Retype each line exactly. Skip images.
— begin Input for this task —
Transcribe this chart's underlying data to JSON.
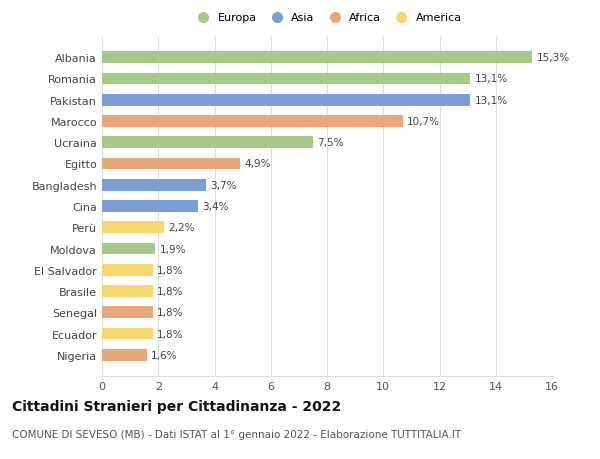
{
  "categories": [
    "Nigeria",
    "Ecuador",
    "Senegal",
    "Brasile",
    "El Salvador",
    "Moldova",
    "Perù",
    "Cina",
    "Bangladesh",
    "Egitto",
    "Ucraina",
    "Marocco",
    "Pakistan",
    "Romania",
    "Albania"
  ],
  "values": [
    1.6,
    1.8,
    1.8,
    1.8,
    1.8,
    1.9,
    2.2,
    3.4,
    3.7,
    4.9,
    7.5,
    10.7,
    13.1,
    13.1,
    15.3
  ],
  "colors": [
    "#e8a87c",
    "#f5d76e",
    "#e8a87c",
    "#f5d76e",
    "#f5d76e",
    "#a8c88a",
    "#f5d76e",
    "#7a9fd4",
    "#7a9fd4",
    "#e8a87c",
    "#a8c88a",
    "#e8a87c",
    "#7a9fd4",
    "#a8c88a",
    "#a8c88a"
  ],
  "labels": [
    "1,6%",
    "1,8%",
    "1,8%",
    "1,8%",
    "1,8%",
    "1,9%",
    "2,2%",
    "3,4%",
    "3,7%",
    "4,9%",
    "7,5%",
    "10,7%",
    "13,1%",
    "13,1%",
    "15,3%"
  ],
  "legend_labels": [
    "Europa",
    "Asia",
    "Africa",
    "America"
  ],
  "legend_colors": [
    "#a8c88a",
    "#7a9fd4",
    "#e8a87c",
    "#f5d76e"
  ],
  "title": "Cittadini Stranieri per Cittadinanza - 2022",
  "subtitle": "COMUNE DI SEVESO (MB) - Dati ISTAT al 1° gennaio 2022 - Elaborazione TUTTITALIA.IT",
  "xlim": [
    0,
    16
  ],
  "xticks": [
    0,
    2,
    4,
    6,
    8,
    10,
    12,
    14,
    16
  ],
  "background_color": "#ffffff",
  "grid_color": "#dddddd",
  "title_fontsize": 10,
  "subtitle_fontsize": 7.5,
  "label_fontsize": 7.5,
  "tick_fontsize": 8,
  "bar_height": 0.55
}
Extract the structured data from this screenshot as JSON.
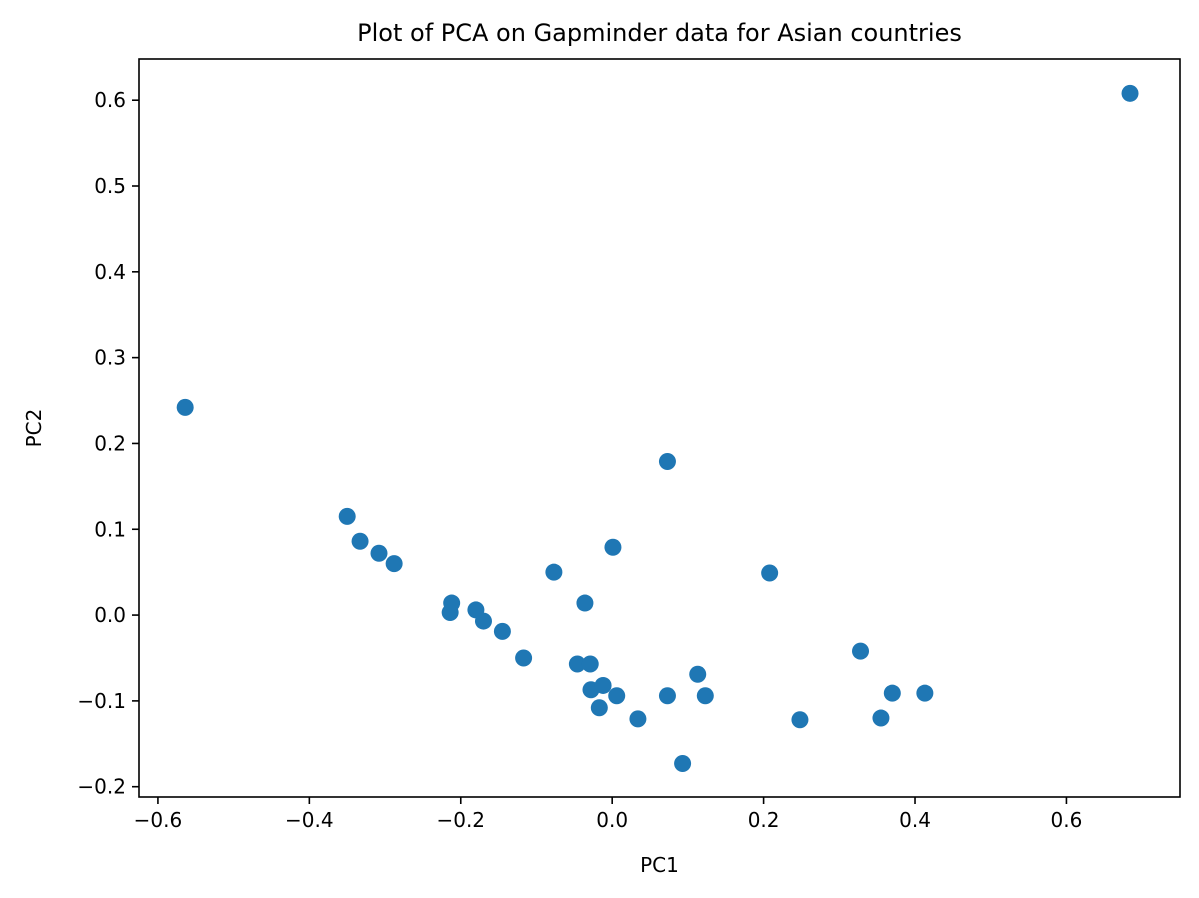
{
  "chart_data": {
    "type": "scatter",
    "title": "Plot of PCA on Gapminder data for Asian countries",
    "xlabel": "PC1",
    "ylabel": "PC2",
    "xlim": [
      -0.625,
      0.75
    ],
    "ylim": [
      -0.212,
      0.648
    ],
    "xticks": [
      -0.6,
      -0.4,
      -0.2,
      0.0,
      0.2,
      0.4,
      0.6
    ],
    "xtick_labels": [
      "−0.6",
      "−0.4",
      "−0.2",
      "0.0",
      "0.2",
      "0.4",
      "0.6"
    ],
    "yticks": [
      -0.2,
      -0.1,
      0.0,
      0.1,
      0.2,
      0.3,
      0.4,
      0.5,
      0.6
    ],
    "ytick_labels": [
      "−0.2",
      "−0.1",
      "0.0",
      "0.1",
      "0.2",
      "0.3",
      "0.4",
      "0.5",
      "0.6"
    ],
    "grid": false,
    "legend": "none",
    "marker_color": "#1f77b4",
    "points": [
      {
        "x": -0.564,
        "y": 0.242
      },
      {
        "x": -0.35,
        "y": 0.115
      },
      {
        "x": -0.333,
        "y": 0.086
      },
      {
        "x": -0.308,
        "y": 0.072
      },
      {
        "x": -0.288,
        "y": 0.06
      },
      {
        "x": -0.212,
        "y": 0.014
      },
      {
        "x": -0.214,
        "y": 0.003
      },
      {
        "x": -0.18,
        "y": 0.006
      },
      {
        "x": -0.17,
        "y": -0.007
      },
      {
        "x": -0.145,
        "y": -0.019
      },
      {
        "x": -0.117,
        "y": -0.05
      },
      {
        "x": -0.077,
        "y": 0.05
      },
      {
        "x": -0.046,
        "y": -0.057
      },
      {
        "x": -0.036,
        "y": 0.014
      },
      {
        "x": -0.029,
        "y": -0.057
      },
      {
        "x": -0.028,
        "y": -0.087
      },
      {
        "x": -0.017,
        "y": -0.108
      },
      {
        "x": -0.012,
        "y": -0.082
      },
      {
        "x": 0.001,
        "y": 0.079
      },
      {
        "x": 0.006,
        "y": -0.094
      },
      {
        "x": 0.034,
        "y": -0.121
      },
      {
        "x": 0.073,
        "y": 0.179
      },
      {
        "x": 0.073,
        "y": -0.094
      },
      {
        "x": 0.093,
        "y": -0.173
      },
      {
        "x": 0.113,
        "y": -0.069
      },
      {
        "x": 0.123,
        "y": -0.094
      },
      {
        "x": 0.208,
        "y": 0.049
      },
      {
        "x": 0.248,
        "y": -0.122
      },
      {
        "x": 0.328,
        "y": -0.042
      },
      {
        "x": 0.355,
        "y": -0.12
      },
      {
        "x": 0.37,
        "y": -0.091
      },
      {
        "x": 0.413,
        "y": -0.091
      },
      {
        "x": 0.684,
        "y": 0.608
      }
    ]
  }
}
— end Input for this task —
▶ **Answer to this exercise**:
Transcribe this chart's underlying data to JSON.
{
  "categories": [
    "Nigeria",
    "Ecuador",
    "Senegal",
    "Brasile",
    "El Salvador",
    "Moldova",
    "Perù",
    "Cina",
    "Bangladesh",
    "Egitto",
    "Ucraina",
    "Marocco",
    "Pakistan",
    "Romania",
    "Albania"
  ],
  "values": [
    1.6,
    1.8,
    1.8,
    1.8,
    1.8,
    1.9,
    2.2,
    3.4,
    3.7,
    4.9,
    7.5,
    10.7,
    13.1,
    13.1,
    15.3
  ],
  "colors": [
    "#e8a87c",
    "#f5d76e",
    "#e8a87c",
    "#f5d76e",
    "#f5d76e",
    "#a8c88a",
    "#f5d76e",
    "#7a9fd4",
    "#7a9fd4",
    "#e8a87c",
    "#a8c88a",
    "#e8a87c",
    "#7a9fd4",
    "#a8c88a",
    "#a8c88a"
  ],
  "labels": [
    "1,6%",
    "1,8%",
    "1,8%",
    "1,8%",
    "1,8%",
    "1,9%",
    "2,2%",
    "3,4%",
    "3,7%",
    "4,9%",
    "7,5%",
    "10,7%",
    "13,1%",
    "13,1%",
    "15,3%"
  ],
  "legend_labels": [
    "Europa",
    "Asia",
    "Africa",
    "America"
  ],
  "legend_colors": [
    "#a8c88a",
    "#7a9fd4",
    "#e8a87c",
    "#f5d76e"
  ],
  "title": "Cittadini Stranieri per Cittadinanza - 2022",
  "subtitle": "COMUNE DI SEVESO (MB) - Dati ISTAT al 1° gennaio 2022 - Elaborazione TUTTITALIA.IT",
  "xlim": [
    0,
    16
  ],
  "xticks": [
    0,
    2,
    4,
    6,
    8,
    10,
    12,
    14,
    16
  ],
  "background_color": "#ffffff",
  "grid_color": "#dddddd",
  "title_fontsize": 10,
  "subtitle_fontsize": 7.5,
  "label_fontsize": 7.5,
  "tick_fontsize": 8,
  "bar_height": 0.55
}
Extract the structured data from this screenshot as JSON.
{
  "chart_data": {
    "type": "scatter",
    "title": "Plot of PCA on Gapminder data for Asian countries",
    "xlabel": "PC1",
    "ylabel": "PC2",
    "xlim": [
      -0.625,
      0.75
    ],
    "ylim": [
      -0.212,
      0.648
    ],
    "xticks": [
      -0.6,
      -0.4,
      -0.2,
      0.0,
      0.2,
      0.4,
      0.6
    ],
    "xtick_labels": [
      "−0.6",
      "−0.4",
      "−0.2",
      "0.0",
      "0.2",
      "0.4",
      "0.6"
    ],
    "yticks": [
      -0.2,
      -0.1,
      0.0,
      0.1,
      0.2,
      0.3,
      0.4,
      0.5,
      0.6
    ],
    "ytick_labels": [
      "−0.2",
      "−0.1",
      "0.0",
      "0.1",
      "0.2",
      "0.3",
      "0.4",
      "0.5",
      "0.6"
    ],
    "grid": false,
    "legend": "none",
    "marker_color": "#1f77b4",
    "points": [
      {
        "x": -0.564,
        "y": 0.242
      },
      {
        "x": -0.35,
        "y": 0.115
      },
      {
        "x": -0.333,
        "y": 0.086
      },
      {
        "x": -0.308,
        "y": 0.072
      },
      {
        "x": -0.288,
        "y": 0.06
      },
      {
        "x": -0.212,
        "y": 0.014
      },
      {
        "x": -0.214,
        "y": 0.003
      },
      {
        "x": -0.18,
        "y": 0.006
      },
      {
        "x": -0.17,
        "y": -0.007
      },
      {
        "x": -0.145,
        "y": -0.019
      },
      {
        "x": -0.117,
        "y": -0.05
      },
      {
        "x": -0.077,
        "y": 0.05
      },
      {
        "x": -0.046,
        "y": -0.057
      },
      {
        "x": -0.036,
        "y": 0.014
      },
      {
        "x": -0.029,
        "y": -0.057
      },
      {
        "x": -0.028,
        "y": -0.087
      },
      {
        "x": -0.017,
        "y": -0.108
      },
      {
        "x": -0.012,
        "y": -0.082
      },
      {
        "x": 0.001,
        "y": 0.079
      },
      {
        "x": 0.006,
        "y": -0.094
      },
      {
        "x": 0.034,
        "y": -0.121
      },
      {
        "x": 0.073,
        "y": 0.179
      },
      {
        "x": 0.073,
        "y": -0.094
      },
      {
        "x": 0.093,
        "y": -0.173
      },
      {
        "x": 0.113,
        "y": -0.069
      },
      {
        "x": 0.123,
        "y": -0.094
      },
      {
        "x": 0.208,
        "y": 0.049
      },
      {
        "x": 0.248,
        "y": -0.122
      },
      {
        "x": 0.328,
        "y": -0.042
      },
      {
        "x": 0.355,
        "y": -0.12
      },
      {
        "x": 0.37,
        "y": -0.091
      },
      {
        "x": 0.413,
        "y": -0.091
      },
      {
        "x": 0.684,
        "y": 0.608
      }
    ]
  }
}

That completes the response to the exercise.